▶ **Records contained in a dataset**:
────────────────────
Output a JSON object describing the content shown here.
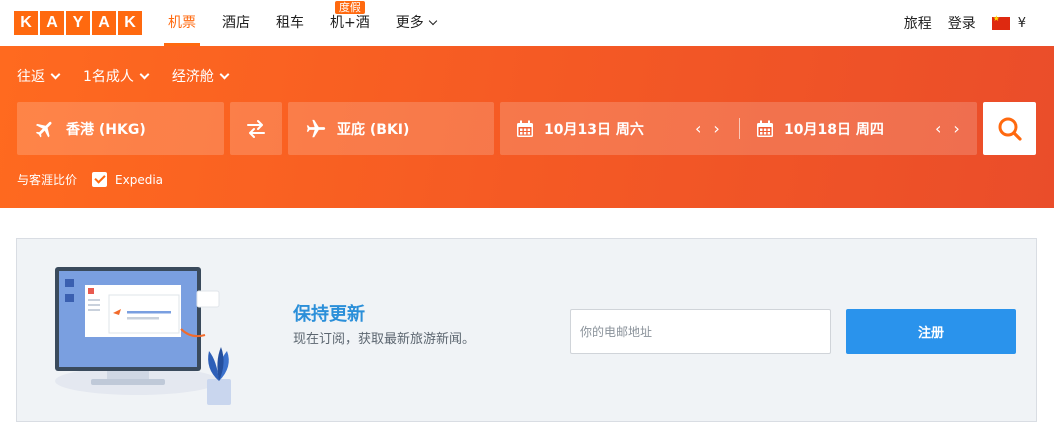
{
  "brand": {
    "letters": [
      "K",
      "A",
      "Y",
      "A",
      "K"
    ],
    "color": "#ff690f"
  },
  "nav": {
    "items": [
      {
        "label": "机票",
        "active": true
      },
      {
        "label": "酒店"
      },
      {
        "label": "租车"
      },
      {
        "label": "机+酒",
        "badge": "度假"
      },
      {
        "label": "更多",
        "dropdown": true
      }
    ]
  },
  "header_right": {
    "trips": "旅程",
    "login": "登录",
    "flag_icon": "china-flag-icon",
    "currency": "¥"
  },
  "search": {
    "trip_type": "往返",
    "travelers": "1名成人",
    "cabin": "经济舱",
    "origin": "香港 (HKG)",
    "destination": "亚庇 (BKI)",
    "depart_date": "10月13日 周六",
    "return_date": "10月18日 周四",
    "prev_arrow": "‹",
    "next_arrow": "›",
    "compare_label": "与客涯比价",
    "compare_option": "Expedia",
    "compare_checked": true
  },
  "newsletter": {
    "title": "保持更新",
    "subtitle": "现在订阅，获取最新旅游新闻。",
    "email_placeholder": "你的电邮地址",
    "signup_label": "注册"
  },
  "colors": {
    "hero_start": "#ff6a1f",
    "hero_end": "#ea4d2a",
    "signup": "#2a93ec",
    "title": "#2b8fd9"
  }
}
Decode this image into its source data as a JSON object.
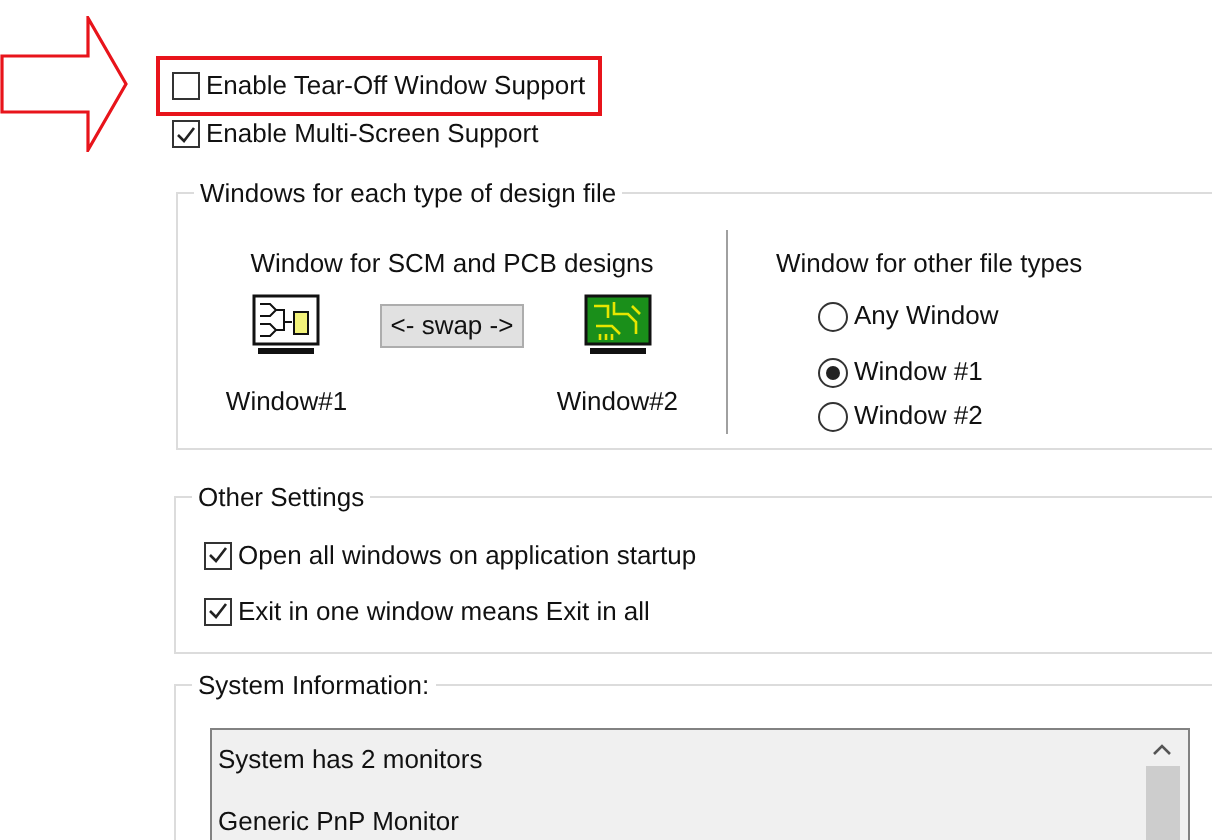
{
  "options": [
    {
      "label": "Enable Tear-Off Window Support",
      "checked": false,
      "highlighted": true
    },
    {
      "label": "Enable Multi-Screen Support",
      "checked": true,
      "highlighted": false
    }
  ],
  "windows_group": {
    "title": "Windows for each type of design file",
    "left": {
      "heading": "Window for SCM and PCB designs",
      "window_1": "Window#1",
      "swap_button": "<- swap ->",
      "window_2": "Window#2"
    },
    "right": {
      "heading": "Window for other file types",
      "radios": [
        {
          "label": "Any Window",
          "selected": false
        },
        {
          "label": "Window #1",
          "selected": true
        },
        {
          "label": "Window #2",
          "selected": false
        }
      ]
    }
  },
  "other_settings": {
    "title": "Other Settings",
    "checkboxes": [
      {
        "label": "Open all windows on application startup",
        "checked": true
      },
      {
        "label": "Exit in one window means Exit in all",
        "checked": true
      }
    ]
  },
  "system_information": {
    "title": "System Information:",
    "lines": [
      "System has 2 monitors",
      "Generic PnP Monitor"
    ]
  }
}
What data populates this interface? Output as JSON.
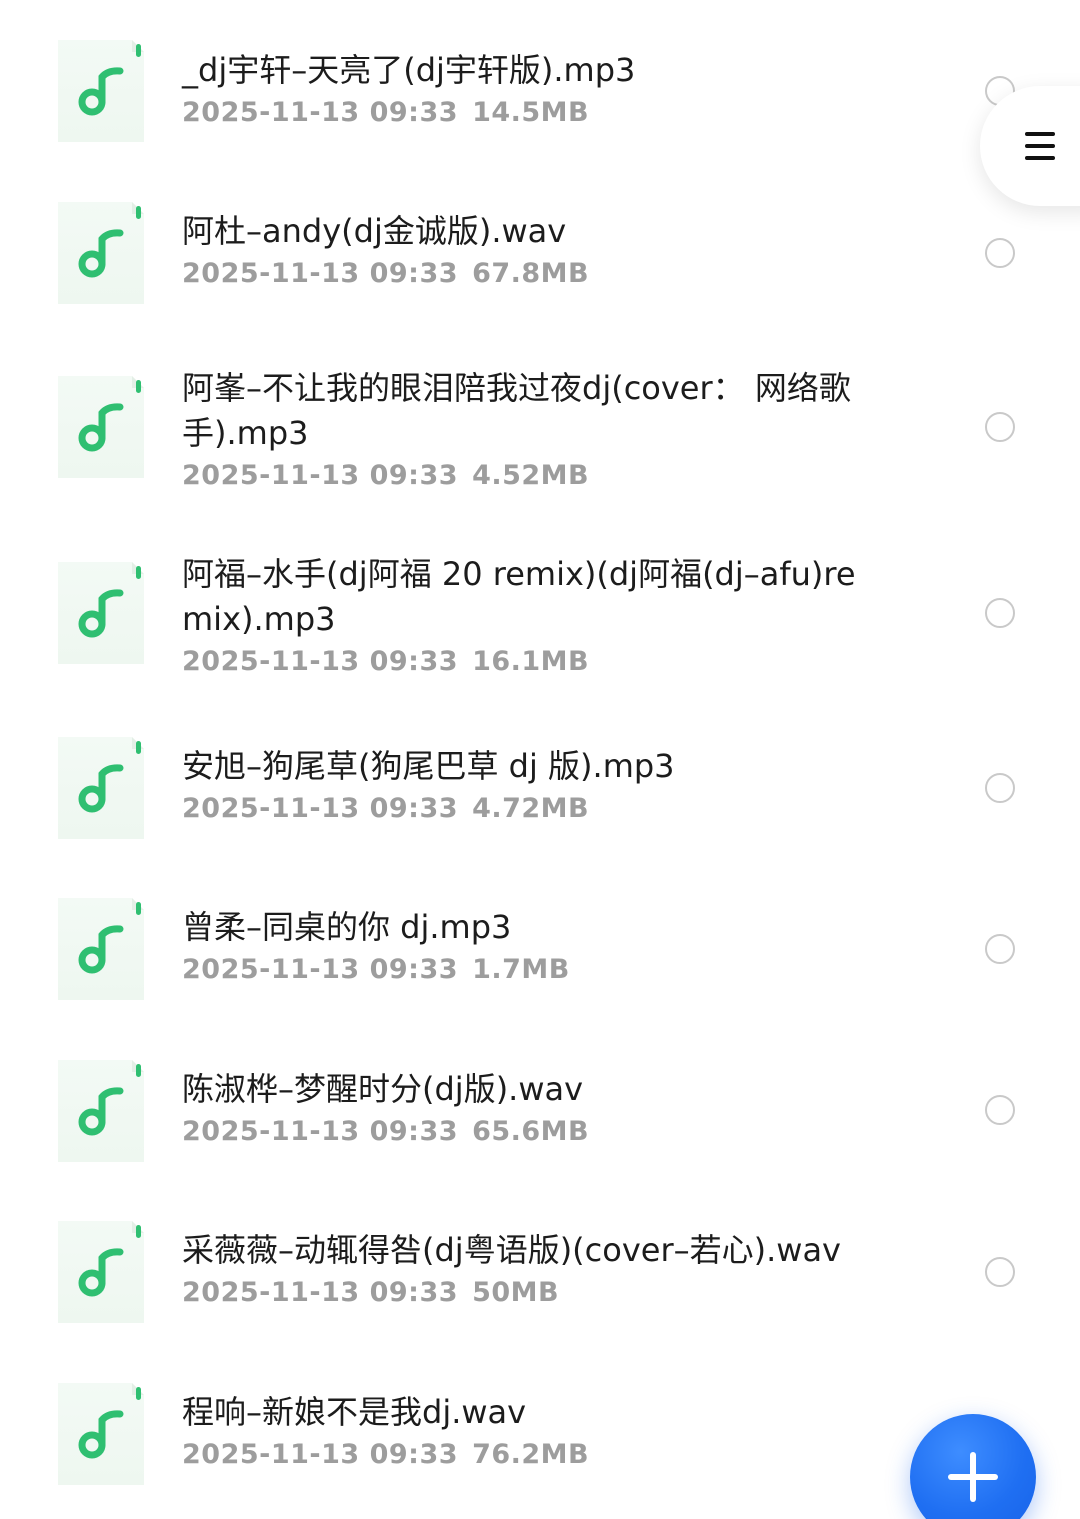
────────────────────
▶ **EXERCISE REQUIREMENTS**: Pictures are to be left out; the records above must be repeated word for word.

▶ **REPLY**:
Output a JSON object describing the content shown here.
{
  "brand": {
    "letters": [
      "K",
      "A",
      "Y",
      "A",
      "K"
    ],
    "color": "#ff690f"
  },
  "nav": {
    "items": [
      {
        "label": "机票",
        "active": true
      },
      {
        "label": "酒店"
      },
      {
        "label": "租车"
      },
      {
        "label": "机+酒",
        "badge": "度假"
      },
      {
        "label": "更多",
        "dropdown": true
      }
    ]
  },
  "header_right": {
    "trips": "旅程",
    "login": "登录",
    "flag_icon": "china-flag-icon",
    "currency": "¥"
  },
  "search": {
    "trip_type": "往返",
    "travelers": "1名成人",
    "cabin": "经济舱",
    "origin": "香港 (HKG)",
    "destination": "亚庇 (BKI)",
    "depart_date": "10月13日 周六",
    "return_date": "10月18日 周四",
    "prev_arrow": "‹",
    "next_arrow": "›",
    "compare_label": "与客涯比价",
    "compare_option": "Expedia",
    "compare_checked": true
  },
  "newsletter": {
    "title": "保持更新",
    "subtitle": "现在订阅，获取最新旅游新闻。",
    "email_placeholder": "你的电邮地址",
    "signup_label": "注册"
  },
  "colors": {
    "hero_start": "#ff6a1f",
    "hero_end": "#ea4d2a",
    "signup": "#2a93ec",
    "title": "#2b8fd9"
  }
}
Decode this image into its source data as a JSON object.
{
  "options": [
    {
      "label": "Enable Tear-Off Window Support",
      "checked": false,
      "highlighted": true
    },
    {
      "label": "Enable Multi-Screen Support",
      "checked": true,
      "highlighted": false
    }
  ],
  "windows_group": {
    "title": "Windows for each type of design file",
    "left": {
      "heading": "Window for SCM and PCB designs",
      "window_1": "Window#1",
      "swap_button": "<- swap ->",
      "window_2": "Window#2"
    },
    "right": {
      "heading": "Window for other file types",
      "radios": [
        {
          "label": "Any Window",
          "selected": false
        },
        {
          "label": "Window #1",
          "selected": true
        },
        {
          "label": "Window #2",
          "selected": false
        }
      ]
    }
  },
  "other_settings": {
    "title": "Other Settings",
    "checkboxes": [
      {
        "label": "Open all windows on application startup",
        "checked": true
      },
      {
        "label": "Exit in one window means Exit in all",
        "checked": true
      }
    ]
  },
  "system_information": {
    "title": "System Information:",
    "lines": [
      "System has 2 monitors",
      "Generic PnP Monitor"
    ]
  }
}
What data populates this interface? Output as JSON.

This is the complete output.